● Written request: Count the lines below that contain the word "plain", and reply with only that number.

● Exercise material:
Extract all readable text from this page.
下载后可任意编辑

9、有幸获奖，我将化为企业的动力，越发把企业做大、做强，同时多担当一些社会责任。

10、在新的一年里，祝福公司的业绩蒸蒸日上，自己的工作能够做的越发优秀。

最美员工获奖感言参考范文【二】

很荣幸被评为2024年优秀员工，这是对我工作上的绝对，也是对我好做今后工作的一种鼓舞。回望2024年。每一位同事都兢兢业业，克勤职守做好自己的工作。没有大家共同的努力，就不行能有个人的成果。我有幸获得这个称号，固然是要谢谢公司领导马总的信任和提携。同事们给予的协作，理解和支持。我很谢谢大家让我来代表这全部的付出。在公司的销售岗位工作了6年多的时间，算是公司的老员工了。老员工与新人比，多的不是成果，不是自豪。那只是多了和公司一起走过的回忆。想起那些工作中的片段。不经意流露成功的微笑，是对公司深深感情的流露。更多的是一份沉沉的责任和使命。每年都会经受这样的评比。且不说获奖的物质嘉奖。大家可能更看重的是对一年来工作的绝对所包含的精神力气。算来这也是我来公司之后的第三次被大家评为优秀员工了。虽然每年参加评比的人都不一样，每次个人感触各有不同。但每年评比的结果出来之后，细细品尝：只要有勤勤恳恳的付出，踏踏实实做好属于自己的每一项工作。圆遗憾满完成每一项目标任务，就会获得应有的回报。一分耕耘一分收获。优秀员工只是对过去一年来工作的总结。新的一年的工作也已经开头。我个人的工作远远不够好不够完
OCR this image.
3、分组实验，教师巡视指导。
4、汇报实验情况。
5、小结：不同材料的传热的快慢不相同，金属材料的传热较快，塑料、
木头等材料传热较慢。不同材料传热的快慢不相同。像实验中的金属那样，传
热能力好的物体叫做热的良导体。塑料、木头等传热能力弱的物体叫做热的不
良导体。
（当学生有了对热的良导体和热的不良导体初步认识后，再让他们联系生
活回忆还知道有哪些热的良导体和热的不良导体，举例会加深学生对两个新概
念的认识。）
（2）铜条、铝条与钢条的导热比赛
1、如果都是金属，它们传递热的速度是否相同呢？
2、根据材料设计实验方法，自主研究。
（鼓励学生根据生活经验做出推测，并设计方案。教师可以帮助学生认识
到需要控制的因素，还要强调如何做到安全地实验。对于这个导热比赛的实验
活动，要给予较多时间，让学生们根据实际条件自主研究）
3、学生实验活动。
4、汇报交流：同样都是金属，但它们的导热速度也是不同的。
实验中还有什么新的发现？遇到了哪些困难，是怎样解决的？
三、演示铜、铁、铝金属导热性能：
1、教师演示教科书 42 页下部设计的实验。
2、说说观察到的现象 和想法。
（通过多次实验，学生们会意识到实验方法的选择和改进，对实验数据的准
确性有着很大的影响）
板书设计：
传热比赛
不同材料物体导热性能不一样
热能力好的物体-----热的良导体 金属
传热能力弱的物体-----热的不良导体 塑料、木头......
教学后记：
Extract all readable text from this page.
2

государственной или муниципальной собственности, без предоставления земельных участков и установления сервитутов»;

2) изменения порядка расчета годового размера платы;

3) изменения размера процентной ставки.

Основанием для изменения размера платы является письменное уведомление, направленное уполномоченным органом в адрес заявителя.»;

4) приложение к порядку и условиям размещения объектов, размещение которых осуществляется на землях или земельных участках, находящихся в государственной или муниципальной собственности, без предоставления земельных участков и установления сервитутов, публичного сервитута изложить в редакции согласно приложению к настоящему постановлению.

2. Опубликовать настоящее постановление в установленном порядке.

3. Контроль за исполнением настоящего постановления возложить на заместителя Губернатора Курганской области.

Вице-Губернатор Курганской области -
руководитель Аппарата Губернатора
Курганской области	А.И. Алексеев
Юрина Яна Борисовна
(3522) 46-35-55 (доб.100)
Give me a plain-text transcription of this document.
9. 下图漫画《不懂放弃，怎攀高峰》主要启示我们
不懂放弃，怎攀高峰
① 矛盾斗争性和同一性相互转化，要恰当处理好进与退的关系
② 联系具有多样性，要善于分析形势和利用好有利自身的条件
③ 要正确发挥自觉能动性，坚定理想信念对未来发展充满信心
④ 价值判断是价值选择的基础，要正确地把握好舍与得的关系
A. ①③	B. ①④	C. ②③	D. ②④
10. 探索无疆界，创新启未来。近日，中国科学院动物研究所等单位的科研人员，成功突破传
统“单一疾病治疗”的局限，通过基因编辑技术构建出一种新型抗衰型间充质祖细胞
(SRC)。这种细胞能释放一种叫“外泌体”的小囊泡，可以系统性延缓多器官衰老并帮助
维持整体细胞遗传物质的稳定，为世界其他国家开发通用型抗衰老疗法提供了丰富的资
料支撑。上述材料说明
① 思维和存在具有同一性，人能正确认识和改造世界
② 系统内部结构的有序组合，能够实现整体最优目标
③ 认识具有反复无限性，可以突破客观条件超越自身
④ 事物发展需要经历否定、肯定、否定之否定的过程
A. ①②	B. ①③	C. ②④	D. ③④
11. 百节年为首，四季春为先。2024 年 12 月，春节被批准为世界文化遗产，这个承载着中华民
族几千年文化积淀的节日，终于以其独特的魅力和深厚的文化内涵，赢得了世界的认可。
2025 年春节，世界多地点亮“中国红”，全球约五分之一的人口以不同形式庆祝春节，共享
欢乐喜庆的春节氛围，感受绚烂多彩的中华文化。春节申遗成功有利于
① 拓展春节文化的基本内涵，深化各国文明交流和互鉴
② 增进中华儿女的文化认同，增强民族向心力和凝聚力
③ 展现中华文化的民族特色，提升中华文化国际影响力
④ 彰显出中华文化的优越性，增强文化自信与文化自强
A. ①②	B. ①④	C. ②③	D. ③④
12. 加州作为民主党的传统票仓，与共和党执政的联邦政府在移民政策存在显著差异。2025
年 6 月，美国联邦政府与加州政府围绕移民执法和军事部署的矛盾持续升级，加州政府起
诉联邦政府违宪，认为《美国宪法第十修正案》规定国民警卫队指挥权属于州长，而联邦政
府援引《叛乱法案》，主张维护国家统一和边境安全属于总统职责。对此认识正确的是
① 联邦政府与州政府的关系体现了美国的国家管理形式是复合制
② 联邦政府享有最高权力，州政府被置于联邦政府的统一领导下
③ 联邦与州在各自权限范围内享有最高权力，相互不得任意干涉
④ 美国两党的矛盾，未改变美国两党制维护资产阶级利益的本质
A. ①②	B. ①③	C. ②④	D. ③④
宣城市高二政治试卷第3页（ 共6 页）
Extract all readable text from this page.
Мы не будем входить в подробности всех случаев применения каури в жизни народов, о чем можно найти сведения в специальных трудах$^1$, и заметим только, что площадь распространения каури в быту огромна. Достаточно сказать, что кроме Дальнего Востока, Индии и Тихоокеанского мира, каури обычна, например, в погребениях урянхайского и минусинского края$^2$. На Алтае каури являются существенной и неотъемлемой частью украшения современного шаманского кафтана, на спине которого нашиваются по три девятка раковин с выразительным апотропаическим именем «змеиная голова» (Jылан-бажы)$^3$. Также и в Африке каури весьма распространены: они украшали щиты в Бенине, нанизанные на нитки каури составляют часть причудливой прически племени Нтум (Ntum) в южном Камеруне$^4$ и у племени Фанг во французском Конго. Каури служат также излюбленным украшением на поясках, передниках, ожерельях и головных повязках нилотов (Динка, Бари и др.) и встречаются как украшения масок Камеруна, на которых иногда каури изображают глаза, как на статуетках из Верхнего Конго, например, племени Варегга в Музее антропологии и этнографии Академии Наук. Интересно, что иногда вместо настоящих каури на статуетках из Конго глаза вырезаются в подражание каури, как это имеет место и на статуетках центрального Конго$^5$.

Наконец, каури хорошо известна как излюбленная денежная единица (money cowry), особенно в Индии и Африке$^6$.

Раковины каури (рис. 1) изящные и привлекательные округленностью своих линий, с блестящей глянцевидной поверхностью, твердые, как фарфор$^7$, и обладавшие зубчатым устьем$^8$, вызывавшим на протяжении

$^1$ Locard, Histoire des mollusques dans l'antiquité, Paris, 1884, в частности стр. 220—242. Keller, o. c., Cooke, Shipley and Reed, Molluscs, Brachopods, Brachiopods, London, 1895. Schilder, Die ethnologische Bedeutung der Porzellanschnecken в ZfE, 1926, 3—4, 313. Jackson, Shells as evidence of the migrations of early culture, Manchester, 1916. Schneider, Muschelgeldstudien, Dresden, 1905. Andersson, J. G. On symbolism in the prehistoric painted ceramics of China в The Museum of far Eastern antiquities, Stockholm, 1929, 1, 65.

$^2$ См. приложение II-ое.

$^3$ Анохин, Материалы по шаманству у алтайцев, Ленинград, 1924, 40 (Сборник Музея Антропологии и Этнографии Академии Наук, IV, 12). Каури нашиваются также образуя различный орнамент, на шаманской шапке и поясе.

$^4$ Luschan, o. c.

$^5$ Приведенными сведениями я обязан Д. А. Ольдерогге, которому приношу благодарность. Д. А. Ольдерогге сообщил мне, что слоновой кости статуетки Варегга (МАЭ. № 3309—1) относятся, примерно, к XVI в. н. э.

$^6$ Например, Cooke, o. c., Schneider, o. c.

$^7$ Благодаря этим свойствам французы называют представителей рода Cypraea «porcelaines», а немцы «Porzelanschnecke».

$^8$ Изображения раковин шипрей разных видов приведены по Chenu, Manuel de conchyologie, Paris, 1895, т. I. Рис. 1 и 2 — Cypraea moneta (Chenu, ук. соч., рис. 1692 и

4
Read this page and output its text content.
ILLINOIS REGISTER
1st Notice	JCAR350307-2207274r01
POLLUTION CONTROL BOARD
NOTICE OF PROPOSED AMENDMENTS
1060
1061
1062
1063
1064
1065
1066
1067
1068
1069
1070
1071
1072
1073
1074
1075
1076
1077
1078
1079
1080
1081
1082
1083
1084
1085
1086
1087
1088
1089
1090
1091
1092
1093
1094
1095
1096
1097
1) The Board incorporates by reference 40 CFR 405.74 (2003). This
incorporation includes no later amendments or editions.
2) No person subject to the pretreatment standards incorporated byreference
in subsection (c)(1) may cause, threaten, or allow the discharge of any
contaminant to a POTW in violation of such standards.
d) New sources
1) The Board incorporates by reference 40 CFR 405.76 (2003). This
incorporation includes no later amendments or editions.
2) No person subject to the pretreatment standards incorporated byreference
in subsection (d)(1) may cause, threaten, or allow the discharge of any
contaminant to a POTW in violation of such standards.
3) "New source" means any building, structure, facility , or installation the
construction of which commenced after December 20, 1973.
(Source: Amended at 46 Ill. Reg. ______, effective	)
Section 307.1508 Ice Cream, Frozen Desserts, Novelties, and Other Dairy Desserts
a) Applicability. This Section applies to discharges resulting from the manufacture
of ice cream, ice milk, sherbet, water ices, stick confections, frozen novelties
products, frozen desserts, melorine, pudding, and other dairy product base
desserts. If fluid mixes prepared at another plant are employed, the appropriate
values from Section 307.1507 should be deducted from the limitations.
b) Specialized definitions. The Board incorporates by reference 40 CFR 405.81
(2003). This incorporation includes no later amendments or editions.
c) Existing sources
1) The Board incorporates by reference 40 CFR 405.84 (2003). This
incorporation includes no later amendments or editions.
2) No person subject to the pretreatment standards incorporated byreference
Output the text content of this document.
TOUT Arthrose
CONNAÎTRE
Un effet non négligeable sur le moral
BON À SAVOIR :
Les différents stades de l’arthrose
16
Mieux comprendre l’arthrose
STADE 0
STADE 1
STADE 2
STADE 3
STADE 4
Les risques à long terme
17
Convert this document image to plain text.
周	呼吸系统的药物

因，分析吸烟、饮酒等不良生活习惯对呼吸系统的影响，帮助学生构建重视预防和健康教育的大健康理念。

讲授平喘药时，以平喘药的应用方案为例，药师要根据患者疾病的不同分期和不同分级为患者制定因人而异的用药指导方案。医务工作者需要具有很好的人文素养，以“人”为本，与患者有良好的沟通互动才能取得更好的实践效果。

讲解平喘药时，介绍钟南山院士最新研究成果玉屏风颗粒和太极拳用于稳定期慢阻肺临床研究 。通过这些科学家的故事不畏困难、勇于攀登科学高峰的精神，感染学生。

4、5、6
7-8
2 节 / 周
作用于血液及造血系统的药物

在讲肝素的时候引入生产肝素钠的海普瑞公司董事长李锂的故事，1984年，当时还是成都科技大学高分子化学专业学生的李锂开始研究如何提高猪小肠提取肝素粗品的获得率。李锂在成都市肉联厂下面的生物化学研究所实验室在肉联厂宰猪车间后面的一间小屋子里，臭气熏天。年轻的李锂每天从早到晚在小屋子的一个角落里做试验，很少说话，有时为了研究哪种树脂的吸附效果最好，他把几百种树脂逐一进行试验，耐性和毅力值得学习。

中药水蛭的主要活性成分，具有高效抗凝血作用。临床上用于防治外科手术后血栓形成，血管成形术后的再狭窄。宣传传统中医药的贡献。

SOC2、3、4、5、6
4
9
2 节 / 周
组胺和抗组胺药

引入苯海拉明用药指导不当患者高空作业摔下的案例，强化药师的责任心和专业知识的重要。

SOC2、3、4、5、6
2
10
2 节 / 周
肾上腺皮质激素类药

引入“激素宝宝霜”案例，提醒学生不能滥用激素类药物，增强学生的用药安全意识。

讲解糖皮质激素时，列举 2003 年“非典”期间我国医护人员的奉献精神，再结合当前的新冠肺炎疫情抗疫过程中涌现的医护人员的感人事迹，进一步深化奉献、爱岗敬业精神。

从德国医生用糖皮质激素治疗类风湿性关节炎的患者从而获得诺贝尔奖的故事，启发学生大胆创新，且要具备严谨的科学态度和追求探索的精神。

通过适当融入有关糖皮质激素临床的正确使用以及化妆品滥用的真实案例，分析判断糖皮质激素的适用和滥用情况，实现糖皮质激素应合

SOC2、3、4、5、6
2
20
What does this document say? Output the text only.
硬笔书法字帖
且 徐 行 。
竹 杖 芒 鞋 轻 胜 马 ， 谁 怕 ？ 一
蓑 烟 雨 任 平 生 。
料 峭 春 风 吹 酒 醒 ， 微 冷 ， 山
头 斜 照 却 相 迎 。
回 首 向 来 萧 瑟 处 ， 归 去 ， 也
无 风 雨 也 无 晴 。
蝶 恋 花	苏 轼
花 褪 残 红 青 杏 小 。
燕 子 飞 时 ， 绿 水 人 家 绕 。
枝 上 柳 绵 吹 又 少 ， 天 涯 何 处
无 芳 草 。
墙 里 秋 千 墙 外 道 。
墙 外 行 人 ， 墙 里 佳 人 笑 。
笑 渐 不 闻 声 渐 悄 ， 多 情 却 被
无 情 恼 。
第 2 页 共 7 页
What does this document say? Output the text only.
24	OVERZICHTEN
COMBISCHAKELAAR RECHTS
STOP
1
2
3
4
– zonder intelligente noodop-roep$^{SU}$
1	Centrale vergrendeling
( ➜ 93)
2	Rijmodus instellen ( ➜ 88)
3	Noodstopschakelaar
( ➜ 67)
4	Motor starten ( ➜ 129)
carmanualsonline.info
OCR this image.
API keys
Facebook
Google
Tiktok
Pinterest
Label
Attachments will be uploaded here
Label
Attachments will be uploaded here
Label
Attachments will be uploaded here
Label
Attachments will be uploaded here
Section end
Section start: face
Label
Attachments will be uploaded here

● Completed task: 2